(Items from a data source)
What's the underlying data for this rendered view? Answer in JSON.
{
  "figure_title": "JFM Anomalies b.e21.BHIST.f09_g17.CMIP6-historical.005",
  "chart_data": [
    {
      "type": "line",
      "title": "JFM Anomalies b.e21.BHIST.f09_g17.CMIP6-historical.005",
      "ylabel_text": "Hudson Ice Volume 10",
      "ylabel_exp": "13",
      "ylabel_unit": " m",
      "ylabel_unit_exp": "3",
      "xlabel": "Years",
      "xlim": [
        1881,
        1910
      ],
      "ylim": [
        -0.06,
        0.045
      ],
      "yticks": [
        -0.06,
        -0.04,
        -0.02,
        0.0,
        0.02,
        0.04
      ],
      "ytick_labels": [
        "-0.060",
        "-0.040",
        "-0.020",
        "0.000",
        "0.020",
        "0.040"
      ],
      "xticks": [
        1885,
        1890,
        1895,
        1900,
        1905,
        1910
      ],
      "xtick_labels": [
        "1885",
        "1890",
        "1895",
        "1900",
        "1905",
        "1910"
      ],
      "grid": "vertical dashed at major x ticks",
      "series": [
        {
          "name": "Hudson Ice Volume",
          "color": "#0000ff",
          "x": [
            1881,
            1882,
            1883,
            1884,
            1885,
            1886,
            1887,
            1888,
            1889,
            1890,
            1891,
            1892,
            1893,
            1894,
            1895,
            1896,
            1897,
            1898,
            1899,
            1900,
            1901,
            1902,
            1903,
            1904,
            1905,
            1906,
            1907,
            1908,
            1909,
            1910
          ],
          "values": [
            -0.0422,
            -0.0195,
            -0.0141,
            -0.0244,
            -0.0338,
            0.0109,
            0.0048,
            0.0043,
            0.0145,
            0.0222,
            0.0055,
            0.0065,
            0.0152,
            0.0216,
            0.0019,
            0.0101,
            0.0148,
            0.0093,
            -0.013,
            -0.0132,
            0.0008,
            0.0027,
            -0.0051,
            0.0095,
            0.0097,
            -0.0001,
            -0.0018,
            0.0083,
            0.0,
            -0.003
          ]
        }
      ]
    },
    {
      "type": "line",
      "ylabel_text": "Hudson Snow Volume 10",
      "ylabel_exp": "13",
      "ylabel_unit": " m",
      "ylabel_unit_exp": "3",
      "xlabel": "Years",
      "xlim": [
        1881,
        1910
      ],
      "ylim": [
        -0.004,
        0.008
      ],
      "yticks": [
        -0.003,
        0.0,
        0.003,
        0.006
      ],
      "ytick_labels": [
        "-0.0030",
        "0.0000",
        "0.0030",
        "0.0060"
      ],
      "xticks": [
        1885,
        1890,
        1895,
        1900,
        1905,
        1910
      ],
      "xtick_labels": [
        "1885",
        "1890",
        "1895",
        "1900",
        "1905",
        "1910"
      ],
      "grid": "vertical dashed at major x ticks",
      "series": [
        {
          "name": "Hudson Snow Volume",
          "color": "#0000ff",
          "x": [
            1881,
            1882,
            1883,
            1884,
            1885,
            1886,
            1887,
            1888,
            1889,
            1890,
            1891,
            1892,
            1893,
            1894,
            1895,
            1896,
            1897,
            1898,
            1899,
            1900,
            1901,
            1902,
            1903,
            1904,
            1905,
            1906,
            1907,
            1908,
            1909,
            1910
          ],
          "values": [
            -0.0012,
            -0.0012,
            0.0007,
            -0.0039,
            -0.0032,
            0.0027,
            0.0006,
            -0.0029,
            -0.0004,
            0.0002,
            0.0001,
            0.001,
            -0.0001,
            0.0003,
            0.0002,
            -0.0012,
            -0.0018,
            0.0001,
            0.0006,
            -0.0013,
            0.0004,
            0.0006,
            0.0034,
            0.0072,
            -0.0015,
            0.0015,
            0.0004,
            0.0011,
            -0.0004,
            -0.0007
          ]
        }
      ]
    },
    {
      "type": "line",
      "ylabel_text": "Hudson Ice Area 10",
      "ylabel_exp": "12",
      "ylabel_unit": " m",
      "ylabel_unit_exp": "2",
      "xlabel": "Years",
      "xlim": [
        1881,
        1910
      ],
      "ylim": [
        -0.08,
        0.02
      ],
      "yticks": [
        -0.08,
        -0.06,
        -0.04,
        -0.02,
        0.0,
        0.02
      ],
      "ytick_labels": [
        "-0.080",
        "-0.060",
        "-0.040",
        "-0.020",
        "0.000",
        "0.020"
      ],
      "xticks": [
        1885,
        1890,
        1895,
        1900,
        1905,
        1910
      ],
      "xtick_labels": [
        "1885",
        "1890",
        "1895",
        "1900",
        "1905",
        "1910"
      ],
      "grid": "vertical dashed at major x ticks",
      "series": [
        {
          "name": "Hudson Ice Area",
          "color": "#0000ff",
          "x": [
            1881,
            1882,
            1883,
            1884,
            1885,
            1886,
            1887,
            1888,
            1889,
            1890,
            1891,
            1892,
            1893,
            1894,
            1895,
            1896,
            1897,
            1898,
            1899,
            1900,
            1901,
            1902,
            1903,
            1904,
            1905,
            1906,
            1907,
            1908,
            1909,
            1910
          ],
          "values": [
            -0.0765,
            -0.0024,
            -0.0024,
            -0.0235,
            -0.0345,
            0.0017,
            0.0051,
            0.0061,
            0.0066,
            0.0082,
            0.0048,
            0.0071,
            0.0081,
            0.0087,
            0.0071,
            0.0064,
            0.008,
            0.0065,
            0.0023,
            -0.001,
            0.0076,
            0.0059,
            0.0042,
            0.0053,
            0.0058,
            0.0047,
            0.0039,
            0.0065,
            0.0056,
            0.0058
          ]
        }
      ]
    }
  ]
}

§ REQUIRED TASK
Write out every line of the preceding listing that contains "name".

§ FINISHED ANSWER
          "name": "Hudson Ice Volume",
          "name": "Hudson Snow Volume",
          "name": "Hudson Ice Area",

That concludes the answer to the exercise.